** Opening DOCUMENT SECTION block **

WordPress Page vs WordPress Post?

WordPress was initially started as a blog publishing platform. But it has evolved and grown into a fully functioning online publishing system that helps you create different types of websites besides blogs.

WordPress contains several features that are essential for building a website.

Out of the several options on the WordPress dashboard that you’ll find, pages and posts are two of the most used features.

Although almost all blogs use pages and posts to publish their content online, because of their similar properties, there is sometimes this dilemma associated with which content to use where.

Let’s now look at pages and posts more closely, and try to figure out which content is best to publish as a page and a post.

Typically, a WordPress page and post look similar. They both have a title and a body, and you can publish any content using either of the two. However, there are a few minor differences between a page and a post that we should understand.

Time Sensitivity

One of the basic factors that differentiate a page from a post is the fact that posts are time sensitive. It basically means that on every post that you publish, the date and time on which it is published will show. On the other hand, a page will never show the date or time when it was published.

Because of its time sensitivity, posts are best suited to blogs, news announcements, events and time centered content. Similarly, any content that you’d want to be accessible at all times should be posted as a page.


Posts are usually classified into categories. It is usually done according to the type of content that is published. For instance, I write a lot of blogs and publish them as posts. While I do so, I categorize my blogs into categories like marketing,  content creation, etc., based on the nature of my blog.

A page, however, is classified as per hierarchy; which means that you can decide the order in which it should be visible to your viewers, or if it should be visible at all to your viewers.

** Closing DOCUMENT SECTION block **
** Opening MATERIAL SHOWN block **

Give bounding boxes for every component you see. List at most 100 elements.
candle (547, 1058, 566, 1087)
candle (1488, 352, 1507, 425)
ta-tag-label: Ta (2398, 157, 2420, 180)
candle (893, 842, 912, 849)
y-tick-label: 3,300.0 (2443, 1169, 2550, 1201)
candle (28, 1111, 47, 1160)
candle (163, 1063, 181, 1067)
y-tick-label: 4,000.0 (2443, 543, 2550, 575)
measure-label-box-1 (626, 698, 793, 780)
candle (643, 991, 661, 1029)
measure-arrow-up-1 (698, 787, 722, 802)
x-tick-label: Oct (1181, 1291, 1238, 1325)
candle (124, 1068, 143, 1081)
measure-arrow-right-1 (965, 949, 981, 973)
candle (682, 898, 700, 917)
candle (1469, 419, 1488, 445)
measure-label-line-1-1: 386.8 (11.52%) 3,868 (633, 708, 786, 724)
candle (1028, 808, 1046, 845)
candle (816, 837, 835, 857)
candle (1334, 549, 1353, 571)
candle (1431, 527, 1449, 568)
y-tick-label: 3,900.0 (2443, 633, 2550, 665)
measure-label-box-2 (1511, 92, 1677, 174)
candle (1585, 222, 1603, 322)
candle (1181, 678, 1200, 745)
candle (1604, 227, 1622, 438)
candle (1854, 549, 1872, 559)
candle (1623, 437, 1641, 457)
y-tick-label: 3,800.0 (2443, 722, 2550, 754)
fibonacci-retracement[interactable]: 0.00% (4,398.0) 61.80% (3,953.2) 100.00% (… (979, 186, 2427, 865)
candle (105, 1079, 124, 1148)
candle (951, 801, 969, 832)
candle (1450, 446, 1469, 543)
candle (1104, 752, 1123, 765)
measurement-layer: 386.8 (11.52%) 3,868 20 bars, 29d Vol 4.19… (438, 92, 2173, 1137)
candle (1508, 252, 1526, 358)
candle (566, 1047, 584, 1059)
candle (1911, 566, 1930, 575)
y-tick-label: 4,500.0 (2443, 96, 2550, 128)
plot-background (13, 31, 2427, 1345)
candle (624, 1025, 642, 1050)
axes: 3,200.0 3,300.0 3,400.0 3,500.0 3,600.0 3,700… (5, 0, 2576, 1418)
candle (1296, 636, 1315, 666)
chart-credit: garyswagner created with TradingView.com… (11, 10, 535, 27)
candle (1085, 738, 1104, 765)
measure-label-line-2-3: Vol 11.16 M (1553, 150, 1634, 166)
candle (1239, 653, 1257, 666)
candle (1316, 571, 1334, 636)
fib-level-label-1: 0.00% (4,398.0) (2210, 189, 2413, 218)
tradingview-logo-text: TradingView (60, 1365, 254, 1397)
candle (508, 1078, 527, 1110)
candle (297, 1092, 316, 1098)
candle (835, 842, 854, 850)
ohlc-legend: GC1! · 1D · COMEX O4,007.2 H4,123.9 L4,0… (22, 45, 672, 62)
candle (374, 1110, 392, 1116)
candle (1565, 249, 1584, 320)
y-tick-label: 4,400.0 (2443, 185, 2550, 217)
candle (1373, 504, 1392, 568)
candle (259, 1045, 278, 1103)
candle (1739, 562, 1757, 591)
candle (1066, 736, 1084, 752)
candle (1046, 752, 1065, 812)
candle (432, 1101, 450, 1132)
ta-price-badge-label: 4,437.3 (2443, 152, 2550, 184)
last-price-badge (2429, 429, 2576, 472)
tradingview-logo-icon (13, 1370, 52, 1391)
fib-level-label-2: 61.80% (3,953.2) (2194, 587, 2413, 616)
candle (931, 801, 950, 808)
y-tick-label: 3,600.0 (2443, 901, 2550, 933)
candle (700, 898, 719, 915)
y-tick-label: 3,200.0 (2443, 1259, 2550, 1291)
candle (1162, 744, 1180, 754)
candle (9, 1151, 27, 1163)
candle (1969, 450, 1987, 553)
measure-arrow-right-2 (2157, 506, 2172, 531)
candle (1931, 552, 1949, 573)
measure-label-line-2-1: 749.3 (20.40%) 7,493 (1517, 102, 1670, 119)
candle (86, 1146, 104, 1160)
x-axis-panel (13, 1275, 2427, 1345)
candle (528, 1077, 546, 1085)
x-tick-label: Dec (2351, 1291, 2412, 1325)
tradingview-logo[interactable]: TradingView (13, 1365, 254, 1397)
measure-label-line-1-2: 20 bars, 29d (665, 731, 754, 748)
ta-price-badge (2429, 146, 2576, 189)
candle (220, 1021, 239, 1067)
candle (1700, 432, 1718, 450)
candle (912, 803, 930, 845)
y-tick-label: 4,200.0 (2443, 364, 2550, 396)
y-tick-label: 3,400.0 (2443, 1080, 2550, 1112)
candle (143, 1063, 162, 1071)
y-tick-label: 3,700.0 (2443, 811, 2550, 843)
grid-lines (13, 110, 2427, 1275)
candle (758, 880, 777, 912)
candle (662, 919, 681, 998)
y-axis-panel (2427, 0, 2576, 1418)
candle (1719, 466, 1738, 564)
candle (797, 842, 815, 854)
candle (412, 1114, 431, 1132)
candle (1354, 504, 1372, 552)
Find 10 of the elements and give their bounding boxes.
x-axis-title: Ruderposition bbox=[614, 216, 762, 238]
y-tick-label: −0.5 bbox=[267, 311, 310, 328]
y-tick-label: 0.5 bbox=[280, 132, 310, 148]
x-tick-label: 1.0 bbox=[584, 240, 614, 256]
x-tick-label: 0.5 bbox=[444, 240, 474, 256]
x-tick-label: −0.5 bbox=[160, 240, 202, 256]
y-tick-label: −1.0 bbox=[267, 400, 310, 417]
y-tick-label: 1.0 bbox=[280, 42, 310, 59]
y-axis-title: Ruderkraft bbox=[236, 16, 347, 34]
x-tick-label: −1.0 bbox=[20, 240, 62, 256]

** Closing MATERIAL SHOWN block **

→ **YOUR TASK**:
What comes next in the article comparing WordPress pages and posts? Write its continuation, starting after the last paragraph shown.

→ **RESULT OF THIS TASK**:
Content Accessibility

This is a lot similar to the time sensitivity factor. A post is displayed on your website in reverse chronological order, meaning the latest post will be shown at the top. When there are several posts, chances are that some of your posts may go unnoticed by your viewers because they were posted long ago.


Posts are automatically synced with your RSS feed. However, when a new page is published, it isn’t synced to your RSS feed.

So, if there’s content that you look forward to share with your RSS subscribers, a post is the preferred option.

Layout Options

One of the interesting features of a WordPress page is that you get to use custom templates for individual pages. While this usually depends on the theme you’re using, most of the WordPress themes allow custom templates and layout options for individual WordPress pages.

WordPress posts, however, do not come with this feature, and a consistent layout runs through all posts.

WordPress pages and posts are pretty much similar in the first look, but a better understanding of the key features and differences between the two is important because it helps you publish relevant content accordingly.

WordPress Page or Post?

A WordPress page is for static information like the about page, services, and contact information whereas posts are mostly for articles that you create on a regular basis.